### TASK REQUIREMENTS:
Your copy of the material below should match it exactly, except that it holds no pictures.

====== RECORDS PROVIDED

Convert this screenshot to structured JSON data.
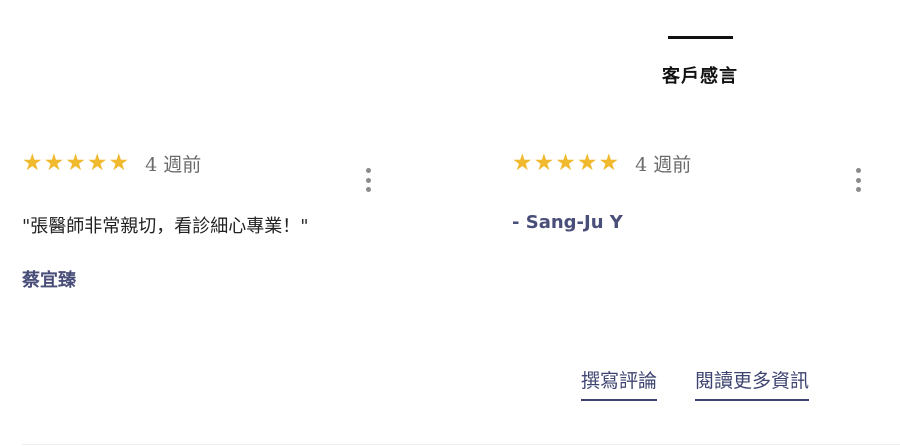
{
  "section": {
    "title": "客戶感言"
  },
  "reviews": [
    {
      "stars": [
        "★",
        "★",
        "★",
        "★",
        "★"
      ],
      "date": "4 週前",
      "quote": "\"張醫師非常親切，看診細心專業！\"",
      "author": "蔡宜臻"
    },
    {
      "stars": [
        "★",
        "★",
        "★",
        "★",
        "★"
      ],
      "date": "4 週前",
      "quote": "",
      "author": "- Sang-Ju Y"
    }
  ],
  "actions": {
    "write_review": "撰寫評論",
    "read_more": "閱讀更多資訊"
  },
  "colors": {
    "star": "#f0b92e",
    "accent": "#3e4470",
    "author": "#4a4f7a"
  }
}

============

### FINAL RESULT:
Convert this screenshot to structured JSON data.
{
  "section": {
    "title": "客戶感言"
  },
  "reviews": [
    {
      "stars": [
        "★",
        "★",
        "★",
        "★",
        "★"
      ],
      "date": "4 週前",
      "quote": "\"張醫師非常親切，看診細心專業！\"",
      "author": "蔡宜臻"
    },
    {
      "stars": [
        "★",
        "★",
        "★",
        "★",
        "★"
      ],
      "date": "4 週前",
      "quote": "",
      "author": "- Sang-Ju Y"
    }
  ],
  "actions": {
    "write_review": "撰寫評論",
    "read_more": "閱讀更多資訊"
  },
  "colors": {
    "star": "#f0b92e",
    "accent": "#3e4470",
    "author": "#4a4f7a"
  }
}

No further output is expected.